## CONSIGNE
Répondez aux questions suivantes d'après l'extrait ci-dessous.
(a) Quelle réunion européenne du 26 mars ce sujet a-t-il fait échouer ?
(b) Quel âge l'extrait donne-t-il à Jacques Delors ?
(c) Quel ministère Bruno Le Maire dirige-t-il ?

## EXTRAIT ÉTUDIÉ

*-*-*

Ce sujet - qui a provoqué l'échec du Conseil européen du 26 mars et la réunion des ministres des Finances des pays de la zone euro mardi - bloque actuellement toute réponse collective européenne à la crise du coronavirus, et fait porter le risque d'un effondrement de l'UE selon certains. «Le climat qui semble régner entre les chefs d'Etat et de gouvernement et le manque de solidarité européenne font courir un danger mortel à l'Union européenne», a ainsi averti le 28 mars l'ancien président de la Commission européenne Jacques Delors, 94 ans, qui ne s'exprime maintenant plus que très rarement. Un avis partagé par le ministre de l'Economie français Bruno Le Maire. L'Europe «explosera si elle ne fait pas preuve de solidarité», prévient-il, jugeant que la création d'un fonds de solidarité pour assurer le redémarrage simultané des économies du bloc après la crise est essentielle.

*-*-*

## LIGNES FOURNIES
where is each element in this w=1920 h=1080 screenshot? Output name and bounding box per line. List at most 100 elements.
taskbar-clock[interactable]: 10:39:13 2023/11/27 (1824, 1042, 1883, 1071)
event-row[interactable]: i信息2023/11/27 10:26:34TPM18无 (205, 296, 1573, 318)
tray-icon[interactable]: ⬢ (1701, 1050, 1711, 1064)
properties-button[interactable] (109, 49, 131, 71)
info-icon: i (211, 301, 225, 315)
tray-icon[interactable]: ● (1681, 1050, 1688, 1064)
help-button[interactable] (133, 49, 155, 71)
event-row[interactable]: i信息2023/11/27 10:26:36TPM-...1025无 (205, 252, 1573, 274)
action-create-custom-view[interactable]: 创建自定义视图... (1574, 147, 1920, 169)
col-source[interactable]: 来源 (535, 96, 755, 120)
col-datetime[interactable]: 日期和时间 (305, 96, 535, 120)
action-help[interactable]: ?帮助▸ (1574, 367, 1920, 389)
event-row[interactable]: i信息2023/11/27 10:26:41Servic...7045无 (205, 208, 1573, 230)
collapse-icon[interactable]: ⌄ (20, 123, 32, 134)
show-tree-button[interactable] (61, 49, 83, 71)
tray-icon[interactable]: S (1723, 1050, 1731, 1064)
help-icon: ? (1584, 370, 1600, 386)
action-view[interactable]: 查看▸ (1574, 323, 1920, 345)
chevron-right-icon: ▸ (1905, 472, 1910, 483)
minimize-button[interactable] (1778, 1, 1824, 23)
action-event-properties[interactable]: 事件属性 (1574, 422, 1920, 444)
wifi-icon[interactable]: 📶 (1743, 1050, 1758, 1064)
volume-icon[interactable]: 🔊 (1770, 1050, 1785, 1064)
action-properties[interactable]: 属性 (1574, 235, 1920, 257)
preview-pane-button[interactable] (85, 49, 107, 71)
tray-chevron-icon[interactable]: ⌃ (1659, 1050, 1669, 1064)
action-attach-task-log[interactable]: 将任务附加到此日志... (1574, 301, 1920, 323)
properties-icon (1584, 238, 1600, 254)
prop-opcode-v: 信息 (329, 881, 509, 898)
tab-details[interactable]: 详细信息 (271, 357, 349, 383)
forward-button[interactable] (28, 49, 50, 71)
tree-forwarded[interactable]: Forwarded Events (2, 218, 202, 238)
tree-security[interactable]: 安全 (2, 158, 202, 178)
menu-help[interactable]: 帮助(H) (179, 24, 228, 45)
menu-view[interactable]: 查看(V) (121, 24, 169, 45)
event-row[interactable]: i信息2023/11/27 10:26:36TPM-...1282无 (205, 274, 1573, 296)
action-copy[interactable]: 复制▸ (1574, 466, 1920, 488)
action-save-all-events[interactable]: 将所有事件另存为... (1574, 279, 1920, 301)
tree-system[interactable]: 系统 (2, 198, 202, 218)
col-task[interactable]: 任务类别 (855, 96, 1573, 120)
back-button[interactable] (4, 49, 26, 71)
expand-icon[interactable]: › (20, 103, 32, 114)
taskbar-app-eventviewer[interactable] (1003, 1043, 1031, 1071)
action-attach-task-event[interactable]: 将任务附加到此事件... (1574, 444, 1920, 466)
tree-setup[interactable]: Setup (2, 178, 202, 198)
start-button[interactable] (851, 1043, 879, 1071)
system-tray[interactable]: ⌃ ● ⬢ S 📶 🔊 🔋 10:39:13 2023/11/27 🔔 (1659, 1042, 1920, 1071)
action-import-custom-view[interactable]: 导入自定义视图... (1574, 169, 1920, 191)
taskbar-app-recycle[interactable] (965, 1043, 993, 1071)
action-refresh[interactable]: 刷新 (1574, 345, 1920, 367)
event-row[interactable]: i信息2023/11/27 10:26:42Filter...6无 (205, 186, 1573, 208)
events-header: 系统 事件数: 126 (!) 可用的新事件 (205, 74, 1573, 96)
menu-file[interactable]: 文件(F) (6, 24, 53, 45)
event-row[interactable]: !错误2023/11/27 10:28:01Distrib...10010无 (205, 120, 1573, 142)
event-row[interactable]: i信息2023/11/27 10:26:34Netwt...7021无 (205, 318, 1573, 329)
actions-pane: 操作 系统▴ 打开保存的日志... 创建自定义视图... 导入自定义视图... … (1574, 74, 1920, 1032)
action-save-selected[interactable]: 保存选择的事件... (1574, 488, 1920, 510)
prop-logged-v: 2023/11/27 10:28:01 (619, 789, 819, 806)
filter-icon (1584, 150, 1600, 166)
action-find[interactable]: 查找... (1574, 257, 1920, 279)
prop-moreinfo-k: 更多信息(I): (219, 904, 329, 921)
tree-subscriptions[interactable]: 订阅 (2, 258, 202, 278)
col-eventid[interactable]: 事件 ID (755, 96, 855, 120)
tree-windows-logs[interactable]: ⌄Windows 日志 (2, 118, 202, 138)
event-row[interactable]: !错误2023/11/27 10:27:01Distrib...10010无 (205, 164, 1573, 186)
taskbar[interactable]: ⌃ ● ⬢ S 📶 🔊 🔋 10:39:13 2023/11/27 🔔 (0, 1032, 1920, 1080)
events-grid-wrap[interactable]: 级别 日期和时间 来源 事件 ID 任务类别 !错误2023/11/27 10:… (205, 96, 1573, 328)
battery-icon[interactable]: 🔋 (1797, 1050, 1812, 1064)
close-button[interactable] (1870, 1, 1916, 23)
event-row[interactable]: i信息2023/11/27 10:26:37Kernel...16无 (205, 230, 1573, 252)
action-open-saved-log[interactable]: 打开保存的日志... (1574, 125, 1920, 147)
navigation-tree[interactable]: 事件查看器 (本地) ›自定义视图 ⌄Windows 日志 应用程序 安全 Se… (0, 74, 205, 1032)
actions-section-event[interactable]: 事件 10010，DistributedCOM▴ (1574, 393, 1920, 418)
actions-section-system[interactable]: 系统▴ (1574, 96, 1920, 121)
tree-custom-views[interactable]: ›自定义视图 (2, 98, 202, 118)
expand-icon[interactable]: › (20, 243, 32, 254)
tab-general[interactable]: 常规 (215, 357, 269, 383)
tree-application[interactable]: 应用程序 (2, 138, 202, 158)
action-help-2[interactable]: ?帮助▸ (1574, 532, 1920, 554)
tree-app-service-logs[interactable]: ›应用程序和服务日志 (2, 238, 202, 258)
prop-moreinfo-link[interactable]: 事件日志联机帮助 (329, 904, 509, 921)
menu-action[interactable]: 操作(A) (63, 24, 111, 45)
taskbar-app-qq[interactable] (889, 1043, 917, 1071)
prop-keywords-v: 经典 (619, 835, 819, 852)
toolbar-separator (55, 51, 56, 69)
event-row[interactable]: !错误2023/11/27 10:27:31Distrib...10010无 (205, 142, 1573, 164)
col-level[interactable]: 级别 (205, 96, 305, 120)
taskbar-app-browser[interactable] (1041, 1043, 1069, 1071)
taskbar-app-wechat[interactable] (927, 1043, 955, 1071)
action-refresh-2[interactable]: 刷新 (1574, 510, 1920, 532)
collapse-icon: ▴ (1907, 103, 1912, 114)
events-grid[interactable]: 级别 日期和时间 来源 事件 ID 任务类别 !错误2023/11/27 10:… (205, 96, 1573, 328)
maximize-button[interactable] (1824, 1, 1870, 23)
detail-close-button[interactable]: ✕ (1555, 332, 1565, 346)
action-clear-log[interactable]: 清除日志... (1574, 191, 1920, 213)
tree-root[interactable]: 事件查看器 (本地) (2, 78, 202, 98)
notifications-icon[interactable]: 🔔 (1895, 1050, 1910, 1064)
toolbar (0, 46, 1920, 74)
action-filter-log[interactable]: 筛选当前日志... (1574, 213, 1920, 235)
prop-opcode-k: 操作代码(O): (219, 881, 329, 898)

*-*-*

## CORRIGÉ
(a) Le Conseil européen.
(b) 94 ans.
(c) Le ministère de l'Economie.